**OBJECTIVE:**
Each entry needs to be restated exactly as written.

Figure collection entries
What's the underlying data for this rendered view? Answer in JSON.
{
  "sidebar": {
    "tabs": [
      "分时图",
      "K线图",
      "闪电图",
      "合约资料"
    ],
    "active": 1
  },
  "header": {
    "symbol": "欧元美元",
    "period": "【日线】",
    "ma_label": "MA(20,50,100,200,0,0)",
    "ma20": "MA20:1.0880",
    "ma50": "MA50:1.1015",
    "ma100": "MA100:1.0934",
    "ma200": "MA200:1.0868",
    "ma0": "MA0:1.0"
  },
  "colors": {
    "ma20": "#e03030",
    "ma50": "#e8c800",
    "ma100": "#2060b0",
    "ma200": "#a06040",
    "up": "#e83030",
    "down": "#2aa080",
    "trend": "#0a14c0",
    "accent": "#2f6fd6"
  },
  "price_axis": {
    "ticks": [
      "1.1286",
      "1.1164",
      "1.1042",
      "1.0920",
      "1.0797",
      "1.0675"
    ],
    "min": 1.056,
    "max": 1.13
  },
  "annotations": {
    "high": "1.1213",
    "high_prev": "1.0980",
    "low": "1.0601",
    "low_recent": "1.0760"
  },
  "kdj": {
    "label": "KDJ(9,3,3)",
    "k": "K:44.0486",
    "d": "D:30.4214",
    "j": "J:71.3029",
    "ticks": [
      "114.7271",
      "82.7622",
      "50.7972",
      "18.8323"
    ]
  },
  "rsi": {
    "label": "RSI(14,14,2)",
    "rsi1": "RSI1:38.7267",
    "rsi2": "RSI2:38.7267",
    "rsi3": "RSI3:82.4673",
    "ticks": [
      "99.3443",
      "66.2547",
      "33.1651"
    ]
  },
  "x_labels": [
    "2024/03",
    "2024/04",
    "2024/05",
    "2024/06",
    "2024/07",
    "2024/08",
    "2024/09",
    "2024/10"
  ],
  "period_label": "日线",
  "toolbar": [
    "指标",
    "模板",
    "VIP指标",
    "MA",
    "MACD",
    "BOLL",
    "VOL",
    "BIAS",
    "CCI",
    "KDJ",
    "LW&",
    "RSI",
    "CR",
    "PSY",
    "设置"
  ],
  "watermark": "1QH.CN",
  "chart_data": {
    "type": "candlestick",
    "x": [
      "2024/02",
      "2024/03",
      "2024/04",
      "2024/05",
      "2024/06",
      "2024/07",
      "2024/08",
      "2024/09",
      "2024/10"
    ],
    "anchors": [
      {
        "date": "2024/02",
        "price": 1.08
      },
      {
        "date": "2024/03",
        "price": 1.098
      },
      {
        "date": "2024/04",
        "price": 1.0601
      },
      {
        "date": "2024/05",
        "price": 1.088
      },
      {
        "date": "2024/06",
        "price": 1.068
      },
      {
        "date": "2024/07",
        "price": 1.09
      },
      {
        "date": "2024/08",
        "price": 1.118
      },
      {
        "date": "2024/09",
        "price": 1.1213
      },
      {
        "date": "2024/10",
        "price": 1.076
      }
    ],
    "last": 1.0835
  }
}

**THE ANSWER:**
What's the underlying data for this rendered view? Answer in JSON.
{
  "sidebar": {
    "tabs": [
      "分时图",
      "K线图",
      "闪电图",
      "合约资料"
    ],
    "active": 1
  },
  "header": {
    "symbol": "欧元美元",
    "period": "【日线】",
    "ma_label": "MA(20,50,100,200,0,0)",
    "ma20": "MA20:1.0880",
    "ma50": "MA50:1.1015",
    "ma100": "MA100:1.0934",
    "ma200": "MA200:1.0868",
    "ma0": "MA0:1.0"
  },
  "colors": {
    "ma20": "#e03030",
    "ma50": "#e8c800",
    "ma100": "#2060b0",
    "ma200": "#a06040",
    "up": "#e83030",
    "down": "#2aa080",
    "trend": "#0a14c0",
    "accent": "#2f6fd6"
  },
  "price_axis": {
    "ticks": [
      "1.1286",
      "1.1164",
      "1.1042",
      "1.0920",
      "1.0797",
      "1.0675"
    ],
    "min": 1.056,
    "max": 1.13
  },
  "annotations": {
    "high": "1.1213",
    "high_prev": "1.0980",
    "low": "1.0601",
    "low_recent": "1.0760"
  },
  "kdj": {
    "label": "KDJ(9,3,3)",
    "k": "K:44.0486",
    "d": "D:30.4214",
    "j": "J:71.3029",
    "ticks": [
      "114.7271",
      "82.7622",
      "50.7972",
      "18.8323"
    ]
  },
  "rsi": {
    "label": "RSI(14,14,2)",
    "rsi1": "RSI1:38.7267",
    "rsi2": "RSI2:38.7267",
    "rsi3": "RSI3:82.4673",
    "ticks": [
      "99.3443",
      "66.2547",
      "33.1651"
    ]
  },
  "x_labels": [
    "2024/03",
    "2024/04",
    "2024/05",
    "2024/06",
    "2024/07",
    "2024/08",
    "2024/09",
    "2024/10"
  ],
  "period_label": "日线",
  "toolbar": [
    "指标",
    "模板",
    "VIP指标",
    "MA",
    "MACD",
    "BOLL",
    "VOL",
    "BIAS",
    "CCI",
    "KDJ",
    "LW&",
    "RSI",
    "CR",
    "PSY",
    "设置"
  ],
  "watermark": "1QH.CN",
  "chart_data": {
    "type": "candlestick",
    "x": [
      "2024/02",
      "2024/03",
      "2024/04",
      "2024/05",
      "2024/06",
      "2024/07",
      "2024/08",
      "2024/09",
      "2024/10"
    ],
    "anchors": [
      {
        "date": "2024/02",
        "price": 1.08
      },
      {
        "date": "2024/03",
        "price": 1.098
      },
      {
        "date": "2024/04",
        "price": 1.0601
      },
      {
        "date": "2024/05",
        "price": 1.088
      },
      {
        "date": "2024/06",
        "price": 1.068
      },
      {
        "date": "2024/07",
        "price": 1.09
      },
      {
        "date": "2024/08",
        "price": 1.118
      },
      {
        "date": "2024/09",
        "price": 1.1213
      },
      {
        "date": "2024/10",
        "price": 1.076
      }
    ],
    "last": 1.0835
  }
}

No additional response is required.